**What to do:** Tally the lines of the data below that contain the string "dried". Give the tally and nothing else.

Data to examine below:

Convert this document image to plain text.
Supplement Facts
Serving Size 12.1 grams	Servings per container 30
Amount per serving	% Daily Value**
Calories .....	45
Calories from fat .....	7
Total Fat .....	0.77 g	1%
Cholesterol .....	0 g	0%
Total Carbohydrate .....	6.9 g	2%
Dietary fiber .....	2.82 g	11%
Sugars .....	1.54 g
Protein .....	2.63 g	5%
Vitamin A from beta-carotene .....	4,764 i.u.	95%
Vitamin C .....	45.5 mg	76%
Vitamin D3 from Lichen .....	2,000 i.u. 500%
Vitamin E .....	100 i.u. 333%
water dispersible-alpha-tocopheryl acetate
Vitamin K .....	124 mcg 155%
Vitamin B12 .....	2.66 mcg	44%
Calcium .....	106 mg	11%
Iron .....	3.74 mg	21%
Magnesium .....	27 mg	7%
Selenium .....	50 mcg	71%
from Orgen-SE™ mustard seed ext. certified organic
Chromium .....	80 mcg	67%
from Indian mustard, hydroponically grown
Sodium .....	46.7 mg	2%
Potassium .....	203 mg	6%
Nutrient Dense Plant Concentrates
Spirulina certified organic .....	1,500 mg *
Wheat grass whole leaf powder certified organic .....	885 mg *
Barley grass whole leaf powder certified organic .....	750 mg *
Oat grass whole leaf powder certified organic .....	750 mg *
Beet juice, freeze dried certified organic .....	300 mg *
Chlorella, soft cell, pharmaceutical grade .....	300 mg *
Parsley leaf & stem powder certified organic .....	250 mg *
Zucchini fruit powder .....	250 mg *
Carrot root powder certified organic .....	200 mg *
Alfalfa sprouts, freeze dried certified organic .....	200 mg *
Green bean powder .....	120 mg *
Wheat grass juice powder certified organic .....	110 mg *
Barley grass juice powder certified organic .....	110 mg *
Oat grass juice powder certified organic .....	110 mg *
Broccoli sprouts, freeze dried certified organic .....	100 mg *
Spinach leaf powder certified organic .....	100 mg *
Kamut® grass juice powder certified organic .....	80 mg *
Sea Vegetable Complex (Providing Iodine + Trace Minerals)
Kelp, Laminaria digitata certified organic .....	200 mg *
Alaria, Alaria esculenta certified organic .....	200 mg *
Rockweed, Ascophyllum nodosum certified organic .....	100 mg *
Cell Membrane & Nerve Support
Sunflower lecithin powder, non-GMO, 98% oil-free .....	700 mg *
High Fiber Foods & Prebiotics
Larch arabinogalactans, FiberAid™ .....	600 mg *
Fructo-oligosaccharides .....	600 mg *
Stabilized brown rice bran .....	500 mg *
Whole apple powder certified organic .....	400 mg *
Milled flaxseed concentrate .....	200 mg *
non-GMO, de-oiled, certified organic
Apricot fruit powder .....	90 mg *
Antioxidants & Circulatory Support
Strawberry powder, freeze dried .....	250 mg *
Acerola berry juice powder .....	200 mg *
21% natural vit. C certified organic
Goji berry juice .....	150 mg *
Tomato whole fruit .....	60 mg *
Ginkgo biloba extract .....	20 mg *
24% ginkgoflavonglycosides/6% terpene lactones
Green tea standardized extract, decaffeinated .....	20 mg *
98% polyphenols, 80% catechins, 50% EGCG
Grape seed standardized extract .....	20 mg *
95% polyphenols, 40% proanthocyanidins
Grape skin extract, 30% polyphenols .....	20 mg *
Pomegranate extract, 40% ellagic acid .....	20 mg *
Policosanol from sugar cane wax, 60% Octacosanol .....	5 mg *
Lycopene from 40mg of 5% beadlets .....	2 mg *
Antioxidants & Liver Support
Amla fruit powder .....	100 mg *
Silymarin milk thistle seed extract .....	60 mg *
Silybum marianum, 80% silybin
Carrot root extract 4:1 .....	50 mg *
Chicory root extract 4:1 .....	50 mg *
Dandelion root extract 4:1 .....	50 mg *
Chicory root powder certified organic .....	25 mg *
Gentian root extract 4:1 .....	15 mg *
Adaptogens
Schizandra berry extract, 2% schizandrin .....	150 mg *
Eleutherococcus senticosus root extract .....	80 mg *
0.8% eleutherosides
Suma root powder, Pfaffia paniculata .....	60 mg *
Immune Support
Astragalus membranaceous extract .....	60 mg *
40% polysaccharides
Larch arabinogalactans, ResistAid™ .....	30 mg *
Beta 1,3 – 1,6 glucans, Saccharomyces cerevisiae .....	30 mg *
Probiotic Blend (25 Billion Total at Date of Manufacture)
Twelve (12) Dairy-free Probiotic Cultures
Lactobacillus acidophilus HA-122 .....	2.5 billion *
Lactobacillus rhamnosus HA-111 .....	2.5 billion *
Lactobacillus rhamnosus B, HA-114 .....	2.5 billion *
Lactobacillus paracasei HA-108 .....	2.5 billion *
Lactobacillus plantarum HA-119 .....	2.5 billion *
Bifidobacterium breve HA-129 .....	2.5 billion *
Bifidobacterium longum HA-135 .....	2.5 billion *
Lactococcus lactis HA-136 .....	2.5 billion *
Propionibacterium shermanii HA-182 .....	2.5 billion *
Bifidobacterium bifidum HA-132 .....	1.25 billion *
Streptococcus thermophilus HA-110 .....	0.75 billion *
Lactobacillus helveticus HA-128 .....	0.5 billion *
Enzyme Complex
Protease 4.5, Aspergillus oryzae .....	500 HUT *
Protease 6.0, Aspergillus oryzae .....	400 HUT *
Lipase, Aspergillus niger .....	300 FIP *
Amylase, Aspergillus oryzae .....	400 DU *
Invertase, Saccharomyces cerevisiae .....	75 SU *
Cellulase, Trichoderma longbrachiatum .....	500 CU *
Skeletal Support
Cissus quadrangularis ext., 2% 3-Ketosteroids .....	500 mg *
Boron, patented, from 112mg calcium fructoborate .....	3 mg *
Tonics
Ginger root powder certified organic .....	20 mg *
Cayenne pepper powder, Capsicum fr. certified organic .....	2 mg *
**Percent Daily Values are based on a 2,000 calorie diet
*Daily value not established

End of Data to examine.

**Answer section:** 4